§ **PROBLEM REQUIREMENTS**
Write the entries out again exactly as they stand, but without the pictures.

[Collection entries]
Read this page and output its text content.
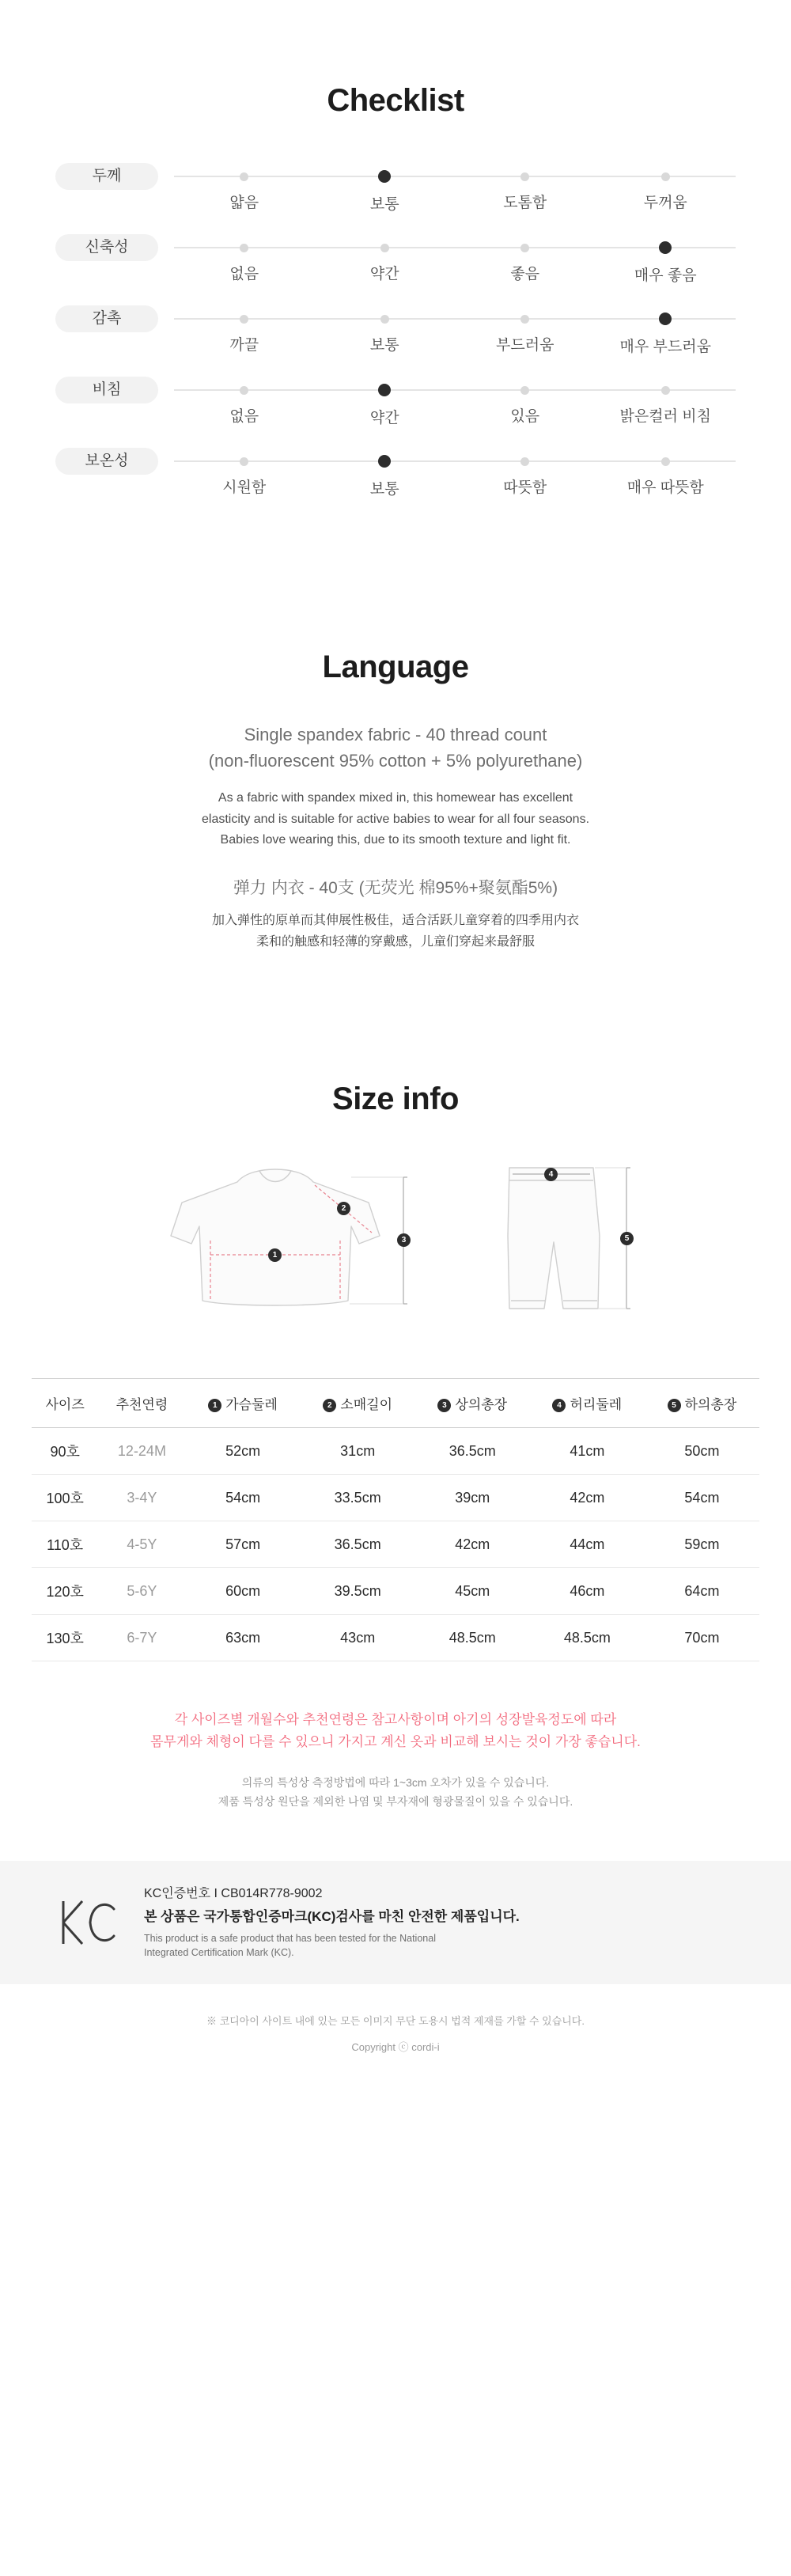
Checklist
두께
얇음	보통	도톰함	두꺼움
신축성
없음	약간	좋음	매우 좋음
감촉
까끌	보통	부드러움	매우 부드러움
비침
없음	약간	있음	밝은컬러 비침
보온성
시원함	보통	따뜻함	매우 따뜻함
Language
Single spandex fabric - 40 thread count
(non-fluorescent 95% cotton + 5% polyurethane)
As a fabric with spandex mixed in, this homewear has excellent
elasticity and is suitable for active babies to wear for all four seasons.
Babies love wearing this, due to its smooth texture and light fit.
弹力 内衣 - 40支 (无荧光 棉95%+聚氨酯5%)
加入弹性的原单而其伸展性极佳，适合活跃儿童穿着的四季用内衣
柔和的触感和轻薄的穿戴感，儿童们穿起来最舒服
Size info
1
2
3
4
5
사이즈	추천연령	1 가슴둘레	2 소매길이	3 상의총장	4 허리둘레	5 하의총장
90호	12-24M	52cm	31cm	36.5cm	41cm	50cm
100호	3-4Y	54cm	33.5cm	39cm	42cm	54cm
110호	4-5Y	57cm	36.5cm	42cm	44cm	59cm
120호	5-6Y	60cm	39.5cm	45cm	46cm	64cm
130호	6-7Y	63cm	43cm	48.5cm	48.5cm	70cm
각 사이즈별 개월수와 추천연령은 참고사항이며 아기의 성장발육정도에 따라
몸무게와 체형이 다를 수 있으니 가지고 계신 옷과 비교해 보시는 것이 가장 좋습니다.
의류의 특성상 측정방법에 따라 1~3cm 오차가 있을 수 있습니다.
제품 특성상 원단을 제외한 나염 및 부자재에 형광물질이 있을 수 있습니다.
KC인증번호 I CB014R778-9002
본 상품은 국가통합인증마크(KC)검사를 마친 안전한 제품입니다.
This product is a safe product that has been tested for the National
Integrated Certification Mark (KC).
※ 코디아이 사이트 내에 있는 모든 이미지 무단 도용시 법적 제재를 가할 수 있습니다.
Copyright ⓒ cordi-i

§ **WRITTEN RESPONSE**
Read this page and output its text content.
Checklist
두께
얇음	보통	도톰함	두꺼움
신축성
없음	약간	좋음	매우 좋음
감촉
까끌	보통	부드러움	매우 부드러움
비침
없음	약간	있음	밝은컬러 비침
보온성
시원함	보통	따뜻함	매우 따뜻함
Language
Single spandex fabric - 40 thread count
(non-fluorescent 95% cotton + 5% polyurethane)
As a fabric with spandex mixed in, this homewear has excellent
elasticity and is suitable for active babies to wear for all four seasons.
Babies love wearing this, due to its smooth texture and light fit.
弹力 内衣 - 40支 (无荧光 棉95%+聚氨酯5%)
加入弹性的原单而其伸展性极佳，适合活跃儿童穿着的四季用内衣
柔和的触感和轻薄的穿戴感，儿童们穿起来最舒服
Size info
1
2
3
4
5
사이즈	추천연령	1 가슴둘레	2 소매길이	3 상의총장	4 허리둘레	5 하의총장
90호	12-24M	52cm	31cm	36.5cm	41cm	50cm
100호	3-4Y	54cm	33.5cm	39cm	42cm	54cm
110호	4-5Y	57cm	36.5cm	42cm	44cm	59cm
120호	5-6Y	60cm	39.5cm	45cm	46cm	64cm
130호	6-7Y	63cm	43cm	48.5cm	48.5cm	70cm
각 사이즈별 개월수와 추천연령은 참고사항이며 아기의 성장발육정도에 따라
몸무게와 체형이 다를 수 있으니 가지고 계신 옷과 비교해 보시는 것이 가장 좋습니다.
의류의 특성상 측정방법에 따라 1~3cm 오차가 있을 수 있습니다.
제품 특성상 원단을 제외한 나염 및 부자재에 형광물질이 있을 수 있습니다.
KC인증번호 I CB014R778-9002
본 상품은 국가통합인증마크(KC)검사를 마친 안전한 제품입니다.
This product is a safe product that has been tested for the National
Integrated Certification Mark (KC).
※ 코디아이 사이트 내에 있는 모든 이미지 무단 도용시 법적 제재를 가할 수 있습니다.
Copyright ⓒ cordi-i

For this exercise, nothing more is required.